Task objective
Check each line of the records below and collect those holding "title".

Items from a data source
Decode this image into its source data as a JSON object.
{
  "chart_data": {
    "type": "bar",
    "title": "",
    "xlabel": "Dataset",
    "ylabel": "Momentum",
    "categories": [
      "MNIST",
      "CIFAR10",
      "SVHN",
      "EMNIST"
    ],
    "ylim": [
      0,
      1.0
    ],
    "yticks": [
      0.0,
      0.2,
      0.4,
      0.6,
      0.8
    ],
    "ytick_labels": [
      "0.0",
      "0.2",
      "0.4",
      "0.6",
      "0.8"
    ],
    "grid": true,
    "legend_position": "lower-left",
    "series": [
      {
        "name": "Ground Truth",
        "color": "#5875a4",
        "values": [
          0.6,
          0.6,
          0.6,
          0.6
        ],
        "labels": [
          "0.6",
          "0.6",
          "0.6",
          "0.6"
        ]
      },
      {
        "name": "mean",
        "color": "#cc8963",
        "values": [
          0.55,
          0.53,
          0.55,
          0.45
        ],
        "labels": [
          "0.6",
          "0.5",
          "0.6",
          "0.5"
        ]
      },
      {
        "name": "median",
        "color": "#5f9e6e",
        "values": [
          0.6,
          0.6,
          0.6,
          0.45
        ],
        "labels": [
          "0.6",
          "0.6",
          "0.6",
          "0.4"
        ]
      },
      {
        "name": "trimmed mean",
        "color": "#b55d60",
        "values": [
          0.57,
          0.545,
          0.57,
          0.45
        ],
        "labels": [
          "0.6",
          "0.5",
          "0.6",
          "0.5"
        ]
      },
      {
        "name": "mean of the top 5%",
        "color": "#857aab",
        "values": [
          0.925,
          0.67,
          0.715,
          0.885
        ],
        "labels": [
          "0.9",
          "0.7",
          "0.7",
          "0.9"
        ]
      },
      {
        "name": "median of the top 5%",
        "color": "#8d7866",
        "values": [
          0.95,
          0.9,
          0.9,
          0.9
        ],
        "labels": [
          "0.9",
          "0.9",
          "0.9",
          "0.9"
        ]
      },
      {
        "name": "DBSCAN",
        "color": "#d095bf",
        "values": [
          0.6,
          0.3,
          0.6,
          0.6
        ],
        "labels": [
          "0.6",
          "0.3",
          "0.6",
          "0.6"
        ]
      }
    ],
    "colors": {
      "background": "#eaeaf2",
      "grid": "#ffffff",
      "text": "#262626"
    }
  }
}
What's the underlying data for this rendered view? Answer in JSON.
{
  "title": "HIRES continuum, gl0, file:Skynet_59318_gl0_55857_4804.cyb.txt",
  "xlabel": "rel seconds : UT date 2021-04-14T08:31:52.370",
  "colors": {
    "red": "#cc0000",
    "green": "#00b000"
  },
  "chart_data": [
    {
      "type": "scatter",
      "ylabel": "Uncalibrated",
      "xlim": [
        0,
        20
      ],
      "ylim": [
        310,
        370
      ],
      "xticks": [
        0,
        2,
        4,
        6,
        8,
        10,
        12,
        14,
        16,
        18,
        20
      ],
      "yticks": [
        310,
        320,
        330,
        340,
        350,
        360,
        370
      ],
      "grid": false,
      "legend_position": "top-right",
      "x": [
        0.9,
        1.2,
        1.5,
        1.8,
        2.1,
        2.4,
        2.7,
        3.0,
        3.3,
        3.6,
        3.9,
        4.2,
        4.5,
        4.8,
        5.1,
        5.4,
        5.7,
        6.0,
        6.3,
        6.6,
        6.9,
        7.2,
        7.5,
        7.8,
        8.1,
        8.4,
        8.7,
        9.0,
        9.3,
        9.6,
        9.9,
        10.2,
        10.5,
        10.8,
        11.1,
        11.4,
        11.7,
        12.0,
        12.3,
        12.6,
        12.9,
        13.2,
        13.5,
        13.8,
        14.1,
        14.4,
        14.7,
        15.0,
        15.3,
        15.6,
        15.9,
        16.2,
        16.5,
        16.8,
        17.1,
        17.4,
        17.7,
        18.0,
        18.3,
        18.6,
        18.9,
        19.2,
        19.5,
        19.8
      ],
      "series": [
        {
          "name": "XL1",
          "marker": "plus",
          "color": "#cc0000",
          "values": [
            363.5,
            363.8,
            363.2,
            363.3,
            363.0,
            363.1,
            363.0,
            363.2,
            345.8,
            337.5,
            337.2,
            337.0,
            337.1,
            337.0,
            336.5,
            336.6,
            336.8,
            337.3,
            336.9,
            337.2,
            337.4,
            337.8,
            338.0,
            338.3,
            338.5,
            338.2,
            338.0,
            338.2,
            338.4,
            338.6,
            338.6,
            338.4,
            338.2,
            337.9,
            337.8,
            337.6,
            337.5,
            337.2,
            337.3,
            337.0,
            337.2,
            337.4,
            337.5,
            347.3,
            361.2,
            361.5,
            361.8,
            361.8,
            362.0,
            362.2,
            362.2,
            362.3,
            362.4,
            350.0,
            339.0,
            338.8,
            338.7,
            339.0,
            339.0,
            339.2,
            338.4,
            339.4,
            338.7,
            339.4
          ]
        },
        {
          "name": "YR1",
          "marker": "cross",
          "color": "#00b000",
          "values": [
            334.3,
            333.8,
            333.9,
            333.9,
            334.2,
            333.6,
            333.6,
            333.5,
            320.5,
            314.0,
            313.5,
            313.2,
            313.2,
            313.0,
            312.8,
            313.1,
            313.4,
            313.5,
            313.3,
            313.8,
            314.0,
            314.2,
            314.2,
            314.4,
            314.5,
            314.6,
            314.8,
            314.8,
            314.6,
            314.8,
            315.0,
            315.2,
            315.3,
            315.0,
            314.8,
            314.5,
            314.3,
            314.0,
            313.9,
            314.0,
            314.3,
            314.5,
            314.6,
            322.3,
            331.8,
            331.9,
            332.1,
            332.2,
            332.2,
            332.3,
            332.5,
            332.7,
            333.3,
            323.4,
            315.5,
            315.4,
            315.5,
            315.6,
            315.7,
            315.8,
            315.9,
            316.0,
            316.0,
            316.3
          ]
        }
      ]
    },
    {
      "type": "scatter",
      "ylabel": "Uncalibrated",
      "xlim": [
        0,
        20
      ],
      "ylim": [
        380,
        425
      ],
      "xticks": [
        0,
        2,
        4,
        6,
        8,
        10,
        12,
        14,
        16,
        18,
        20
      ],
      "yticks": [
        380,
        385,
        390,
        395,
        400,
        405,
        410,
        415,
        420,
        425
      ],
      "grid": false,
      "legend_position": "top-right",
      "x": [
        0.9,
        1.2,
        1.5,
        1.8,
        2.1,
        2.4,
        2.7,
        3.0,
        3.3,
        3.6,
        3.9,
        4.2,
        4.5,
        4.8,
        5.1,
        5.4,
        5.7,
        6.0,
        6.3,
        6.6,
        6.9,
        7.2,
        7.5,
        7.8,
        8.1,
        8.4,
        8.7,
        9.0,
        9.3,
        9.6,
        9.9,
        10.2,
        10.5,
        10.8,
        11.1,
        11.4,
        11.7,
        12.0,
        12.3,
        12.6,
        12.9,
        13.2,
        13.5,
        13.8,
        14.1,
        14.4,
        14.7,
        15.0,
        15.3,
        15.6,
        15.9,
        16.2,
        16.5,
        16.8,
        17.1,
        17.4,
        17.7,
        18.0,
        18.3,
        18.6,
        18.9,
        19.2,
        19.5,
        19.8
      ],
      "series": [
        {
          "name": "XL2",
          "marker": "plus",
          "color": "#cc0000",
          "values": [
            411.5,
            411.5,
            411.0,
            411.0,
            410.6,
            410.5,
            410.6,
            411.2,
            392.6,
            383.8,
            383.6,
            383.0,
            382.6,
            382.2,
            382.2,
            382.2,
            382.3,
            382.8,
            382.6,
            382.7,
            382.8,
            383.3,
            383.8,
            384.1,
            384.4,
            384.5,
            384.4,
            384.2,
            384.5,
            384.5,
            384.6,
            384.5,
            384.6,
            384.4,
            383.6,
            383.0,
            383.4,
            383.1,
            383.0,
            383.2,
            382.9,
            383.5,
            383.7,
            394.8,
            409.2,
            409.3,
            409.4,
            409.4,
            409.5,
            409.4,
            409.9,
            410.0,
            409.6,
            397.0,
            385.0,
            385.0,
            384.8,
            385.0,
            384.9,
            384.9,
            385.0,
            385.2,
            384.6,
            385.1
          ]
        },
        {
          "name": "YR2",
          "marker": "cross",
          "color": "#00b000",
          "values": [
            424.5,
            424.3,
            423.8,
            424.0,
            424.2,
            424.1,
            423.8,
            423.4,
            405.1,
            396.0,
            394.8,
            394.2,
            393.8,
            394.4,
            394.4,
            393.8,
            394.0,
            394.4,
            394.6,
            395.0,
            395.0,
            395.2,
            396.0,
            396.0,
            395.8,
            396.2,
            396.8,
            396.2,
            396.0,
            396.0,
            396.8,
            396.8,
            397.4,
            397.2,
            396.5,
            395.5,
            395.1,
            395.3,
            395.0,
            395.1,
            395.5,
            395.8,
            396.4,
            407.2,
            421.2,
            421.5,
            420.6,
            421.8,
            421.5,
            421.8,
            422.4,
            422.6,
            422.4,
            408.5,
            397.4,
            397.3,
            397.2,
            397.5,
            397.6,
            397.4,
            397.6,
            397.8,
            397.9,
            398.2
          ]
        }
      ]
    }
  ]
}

Response to the exercise
    "title": "",
  "title": "HIRES continuum, gl0, file:Skynet_59318_gl0_55857_4804.cyb.txt",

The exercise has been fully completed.